## Figure record listings
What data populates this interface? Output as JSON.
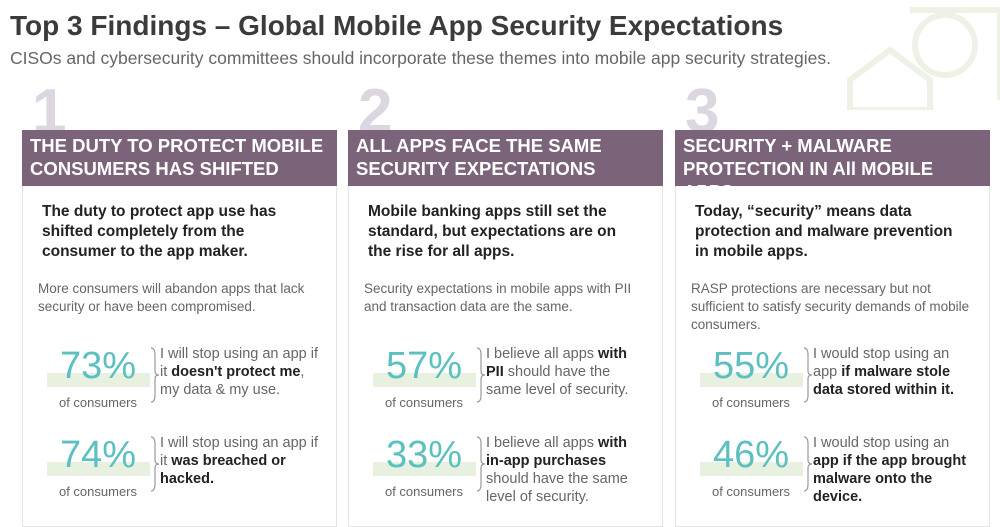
{
  "header": {
    "title": "Top 3 Findings – Global Mobile App Security Expectations",
    "subtitle": "CISOs and cybersecurity committees should incorporate these themes into mobile app security strategies."
  },
  "columns": [
    {
      "number": "1",
      "heading": "THE DUTY TO PROTECT MOBILE CONSUMERS HAS SHIFTED",
      "lead": "The duty to protect app use has shifted completely from the consumer to the app maker.",
      "note": "More consumers will abandon apps that lack security or have been compromised.",
      "stats": [
        {
          "value": "73%",
          "label": "of consumers",
          "text": [
            {
              "text": "I will stop using an app if it ",
              "bold": false
            },
            {
              "text": "doesn't protect me",
              "bold": true
            },
            {
              "text": ", my data & my use.",
              "bold": false
            }
          ]
        },
        {
          "value": "74%",
          "label": "of consumers",
          "text": [
            {
              "text": "I will stop using an app if it ",
              "bold": false
            },
            {
              "text": "was breached or hacked.",
              "bold": true
            }
          ]
        }
      ]
    },
    {
      "number": "2",
      "heading": "ALL APPS FACE THE SAME SECURITY EXPECTATIONS",
      "lead": "Mobile banking apps still set the standard, but expectations are on the rise for all apps.",
      "note": "Security expectations in mobile apps with PII and transaction data are the same.",
      "stats": [
        {
          "value": "57%",
          "label": "of consumers",
          "text": [
            {
              "text": "I believe all apps ",
              "bold": false
            },
            {
              "text": "with PII",
              "bold": true
            },
            {
              "text": " should have the same level of security.",
              "bold": false
            }
          ]
        },
        {
          "value": "33%",
          "label": "of consumers",
          "text": [
            {
              "text": "I believe all apps ",
              "bold": false
            },
            {
              "text": "with in-app purchases",
              "bold": true
            },
            {
              "text": " should have the same level of security.",
              "bold": false
            }
          ]
        }
      ]
    },
    {
      "number": "3",
      "heading": "SECURITY + MALWARE PROTECTION IN All MOBILE APPS",
      "lead": "Today, “security” means data protection and malware prevention in mobile apps.",
      "note": "RASP protections are necessary but not sufficient to satisfy security demands of mobile consumers.",
      "stats": [
        {
          "value": "55%",
          "label": "of consumers",
          "text": [
            {
              "text": "I would stop using an app ",
              "bold": false
            },
            {
              "text": "if malware stole data stored within it.",
              "bold": true
            }
          ]
        },
        {
          "value": "46%",
          "label": "of consumers",
          "text": [
            {
              "text": "I would stop using an ",
              "bold": false
            },
            {
              "text": "app if the app brought malware onto the device.",
              "bold": true
            }
          ]
        }
      ]
    }
  ]
}
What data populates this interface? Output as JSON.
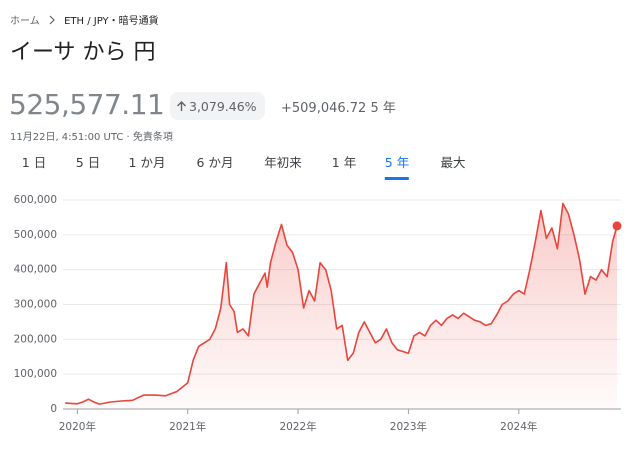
{
  "breadcrumb": {
    "home": "ホーム",
    "pair": "ETH / JPY・暗号通貨"
  },
  "title": "イーサ から 円",
  "price": "525,577.11",
  "change_percent": "3,079.46%",
  "change": "+509,046.72",
  "period": "5 年",
  "timestamp": "11月22日, 4:51:00 UTC",
  "disclaimer": "免責条項",
  "tabs": [
    "1 日",
    "5 日",
    "1 か月",
    "6 か月",
    "年初来",
    "1 年",
    "5 年",
    "最大"
  ],
  "selected_tab": 6,
  "chart_data": {
    "type": "area",
    "color": "#e8453c",
    "x": [
      2019.89,
      2020.0,
      2020.05,
      2020.1,
      2020.15,
      2020.2,
      2020.3,
      2020.4,
      2020.5,
      2020.6,
      2020.7,
      2020.8,
      2020.9,
      2021.0,
      2021.05,
      2021.1,
      2021.15,
      2021.2,
      2021.25,
      2021.3,
      2021.35,
      2021.38,
      2021.42,
      2021.45,
      2021.5,
      2021.55,
      2021.6,
      2021.65,
      2021.7,
      2021.72,
      2021.75,
      2021.8,
      2021.85,
      2021.9,
      2021.95,
      2022.0,
      2022.05,
      2022.1,
      2022.15,
      2022.2,
      2022.25,
      2022.3,
      2022.35,
      2022.4,
      2022.45,
      2022.5,
      2022.55,
      2022.6,
      2022.65,
      2022.7,
      2022.75,
      2022.8,
      2022.85,
      2022.9,
      2022.95,
      2023.0,
      2023.05,
      2023.1,
      2023.15,
      2023.2,
      2023.25,
      2023.3,
      2023.35,
      2023.4,
      2023.45,
      2023.5,
      2023.55,
      2023.6,
      2023.65,
      2023.7,
      2023.75,
      2023.8,
      2023.85,
      2023.9,
      2023.95,
      2024.0,
      2024.05,
      2024.1,
      2024.15,
      2024.2,
      2024.25,
      2024.3,
      2024.35,
      2024.4,
      2024.45,
      2024.5,
      2024.55,
      2024.6,
      2024.65,
      2024.7,
      2024.75,
      2024.8,
      2024.85,
      2024.89
    ],
    "values": [
      17000,
      15000,
      20000,
      28000,
      20000,
      14000,
      20000,
      23000,
      25000,
      40000,
      40000,
      38000,
      50000,
      75000,
      140000,
      180000,
      190000,
      200000,
      230000,
      290000,
      420000,
      300000,
      280000,
      220000,
      230000,
      210000,
      330000,
      360000,
      390000,
      350000,
      420000,
      480000,
      530000,
      470000,
      450000,
      400000,
      290000,
      340000,
      310000,
      420000,
      400000,
      340000,
      230000,
      240000,
      140000,
      160000,
      220000,
      250000,
      220000,
      190000,
      200000,
      230000,
      190000,
      170000,
      165000,
      160000,
      210000,
      220000,
      210000,
      240000,
      255000,
      240000,
      260000,
      270000,
      260000,
      275000,
      265000,
      255000,
      250000,
      240000,
      245000,
      270000,
      300000,
      310000,
      330000,
      340000,
      330000,
      400000,
      480000,
      570000,
      490000,
      520000,
      460000,
      590000,
      560000,
      500000,
      430000,
      330000,
      380000,
      370000,
      400000,
      380000,
      480000,
      525577.11
    ],
    "xlim": [
      2019.87,
      2024.89
    ],
    "xticks": [
      {
        "value": 2020,
        "label": "2020年"
      },
      {
        "value": 2021,
        "label": "2021年"
      },
      {
        "value": 2022,
        "label": "2022年"
      },
      {
        "value": 2023,
        "label": "2023年"
      },
      {
        "value": 2024,
        "label": "2024年"
      }
    ],
    "ylim": [
      0,
      600000
    ],
    "yticks": [
      0,
      {
        "value": 100000,
        "label": "100,000"
      },
      {
        "value": 200000,
        "label": "200,000"
      },
      {
        "value": 300000,
        "label": "300,000"
      },
      {
        "value": 400000,
        "label": "400,000"
      },
      {
        "value": 500000,
        "label": "500,000"
      },
      {
        "value": 600000,
        "label": "600,000"
      }
    ],
    "grid": true
  }
}
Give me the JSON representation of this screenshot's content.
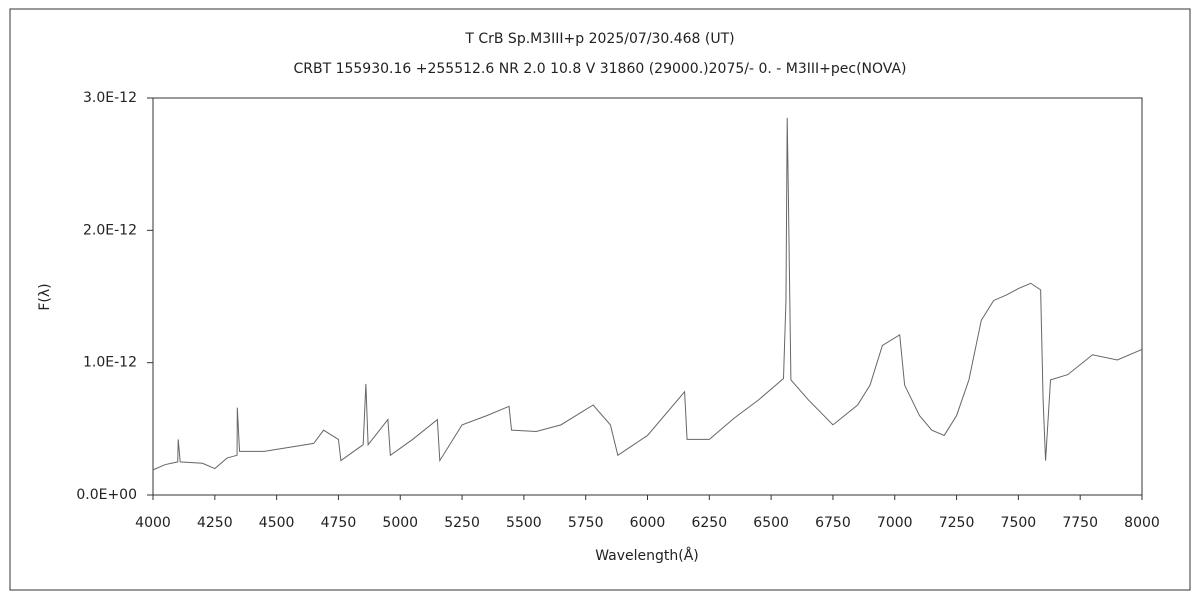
{
  "chart_data": {
    "type": "line",
    "title": "T CrB    Sp.M3III+p    2025/07/30.468 (UT)",
    "subtitle": "CRBT 155930.16 +255512.6 NR 2.0 10.8 V 31860 (29000.)2075/-  0. - M3III+pec(NOVA)",
    "x_label": "Wavelength(Å)",
    "y_label": "F(λ)",
    "xlim": [
      4000,
      8000
    ],
    "ylim": [
      0,
      3e-12
    ],
    "xticks": [
      4000,
      4250,
      4500,
      4750,
      5000,
      5250,
      5500,
      5750,
      6000,
      6250,
      6500,
      6750,
      7000,
      7250,
      7500,
      7750,
      8000
    ],
    "yticks": [
      {
        "value": 0,
        "label": "0.0E+00"
      },
      {
        "value": 1e-12,
        "label": "1.0E-12"
      },
      {
        "value": 2e-12,
        "label": "2.0E-12"
      },
      {
        "value": 3e-12,
        "label": "3.0E-12"
      }
    ],
    "grid": false,
    "x": [
      4000,
      4050,
      4100,
      4102,
      4110,
      4200,
      4250,
      4300,
      4340,
      4341,
      4350,
      4450,
      4550,
      4650,
      4690,
      4750,
      4760,
      4850,
      4861,
      4870,
      4950,
      4960,
      5050,
      5150,
      5160,
      5250,
      5350,
      5440,
      5450,
      5550,
      5650,
      5780,
      5850,
      5880,
      6000,
      6150,
      6160,
      6250,
      6350,
      6450,
      6550,
      6560,
      6565,
      6570,
      6580,
      6650,
      6750,
      6850,
      6900,
      6950,
      7020,
      7040,
      7100,
      7150,
      7200,
      7250,
      7300,
      7350,
      7400,
      7450,
      7500,
      7550,
      7590,
      7600,
      7610,
      7630,
      7700,
      7800,
      7900,
      8000
    ],
    "series": [
      {
        "color": "#666666",
        "values": [
          1.9e-13,
          2.3e-13,
          2.5e-13,
          4.2e-13,
          2.5e-13,
          2.4e-13,
          2e-13,
          2.8e-13,
          3e-13,
          6.6e-13,
          3.3e-13,
          3.3e-13,
          3.6e-13,
          3.9e-13,
          4.9e-13,
          4.2e-13,
          2.6e-13,
          3.8e-13,
          8.4e-13,
          3.8e-13,
          5.7e-13,
          3e-13,
          4.2e-13,
          5.7e-13,
          2.6e-13,
          5.3e-13,
          6e-13,
          6.7e-13,
          4.9e-13,
          4.8e-13,
          5.3e-13,
          6.8e-13,
          5.3e-13,
          3e-13,
          4.5e-13,
          7.8e-13,
          4.2e-13,
          4.2e-13,
          5.8e-13,
          7.2e-13,
          8.8e-13,
          1.47e-12,
          2.85e-12,
          2.23e-12,
          8.7e-13,
          7.2e-13,
          5.3e-13,
          6.8e-13,
          8.3e-13,
          1.13e-12,
          1.21e-12,
          8.3e-13,
          6e-13,
          4.9e-13,
          4.5e-13,
          6e-13,
          8.7e-13,
          1.32e-12,
          1.47e-12,
          1.51e-12,
          1.56e-12,
          1.6e-12,
          1.55e-12,
          7.2e-13,
          2.6e-13,
          8.7e-13,
          9.1e-13,
          1.06e-12,
          1.02e-12,
          1.1e-12
        ]
      }
    ]
  }
}
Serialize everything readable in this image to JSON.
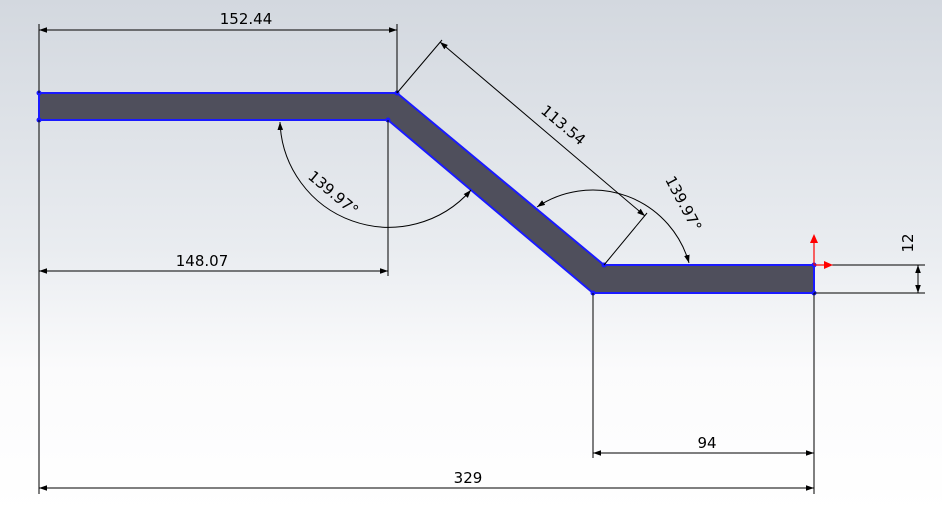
{
  "drawing": {
    "dimensions": {
      "top_length": "152.44",
      "bottom_length": "148.07",
      "slant_length": "113.54",
      "angle_left": "139.97°",
      "angle_right": "139.97°",
      "thickness": "12",
      "end_length": "94",
      "overall_length": "329"
    }
  },
  "colors": {
    "part_fill": "#4f4f5c",
    "edge": "#1a1aff",
    "dimension": "#000000",
    "origin_x_axis": "#ff0000",
    "origin_y_axis": "#ff0000"
  }
}
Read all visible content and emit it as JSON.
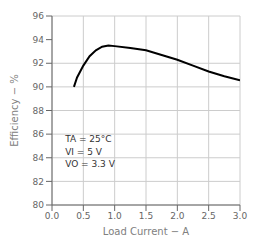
{
  "chart_data": {
    "type": "line",
    "title": "",
    "xlabel": "Load Current − A",
    "ylabel": "Efficiency − %",
    "x": [
      0.35,
      0.4,
      0.5,
      0.6,
      0.7,
      0.8,
      0.9,
      1.0,
      1.25,
      1.5,
      1.75,
      2.0,
      2.25,
      2.5,
      2.75,
      3.0
    ],
    "values": [
      90.0,
      90.8,
      91.8,
      92.6,
      93.1,
      93.4,
      93.5,
      93.45,
      93.3,
      93.1,
      92.7,
      92.3,
      91.8,
      91.3,
      90.9,
      90.55
    ],
    "color": "#000000",
    "xlim": [
      0,
      3
    ],
    "ylim": [
      80,
      96
    ],
    "xticks": [
      {
        "value": 0,
        "label": "0.0"
      },
      0.5,
      {
        "value": 1,
        "label": "1.0"
      },
      1.5,
      {
        "value": 2,
        "label": "2.0"
      },
      2.5,
      {
        "value": 3,
        "label": "3.0"
      }
    ],
    "yticks": [
      80,
      82,
      84,
      86,
      88,
      90,
      92,
      94,
      96
    ],
    "grid": true,
    "annotations": [
      "TA = 25°C",
      "VI = 5 V",
      "VO = 3.3 V"
    ]
  }
}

## Exercise prompt
Retype the line containing "Read all visible content and emit it as JSON." and all lines after it through the end of the material, exactly and only those, leaving out pictures.

## Worked answer
Read all visible content and emit it as JSON.
{
  "chart_data": {
    "type": "line",
    "title": "",
    "xlabel": "Load Current − A",
    "ylabel": "Efficiency − %",
    "x": [
      0.35,
      0.4,
      0.5,
      0.6,
      0.7,
      0.8,
      0.9,
      1.0,
      1.25,
      1.5,
      1.75,
      2.0,
      2.25,
      2.5,
      2.75,
      3.0
    ],
    "values": [
      90.0,
      90.8,
      91.8,
      92.6,
      93.1,
      93.4,
      93.5,
      93.45,
      93.3,
      93.1,
      92.7,
      92.3,
      91.8,
      91.3,
      90.9,
      90.55
    ],
    "color": "#000000",
    "xlim": [
      0,
      3
    ],
    "ylim": [
      80,
      96
    ],
    "xticks": [
      {
        "value": 0,
        "label": "0.0"
      },
      0.5,
      {
        "value": 1,
        "label": "1.0"
      },
      1.5,
      {
        "value": 2,
        "label": "2.0"
      },
      2.5,
      {
        "value": 3,
        "label": "3.0"
      }
    ],
    "yticks": [
      80,
      82,
      84,
      86,
      88,
      90,
      92,
      94,
      96
    ],
    "grid": true,
    "annotations": [
      "TA = 25°C",
      "VI = 5 V",
      "VO = 3.3 V"
    ]
  }
}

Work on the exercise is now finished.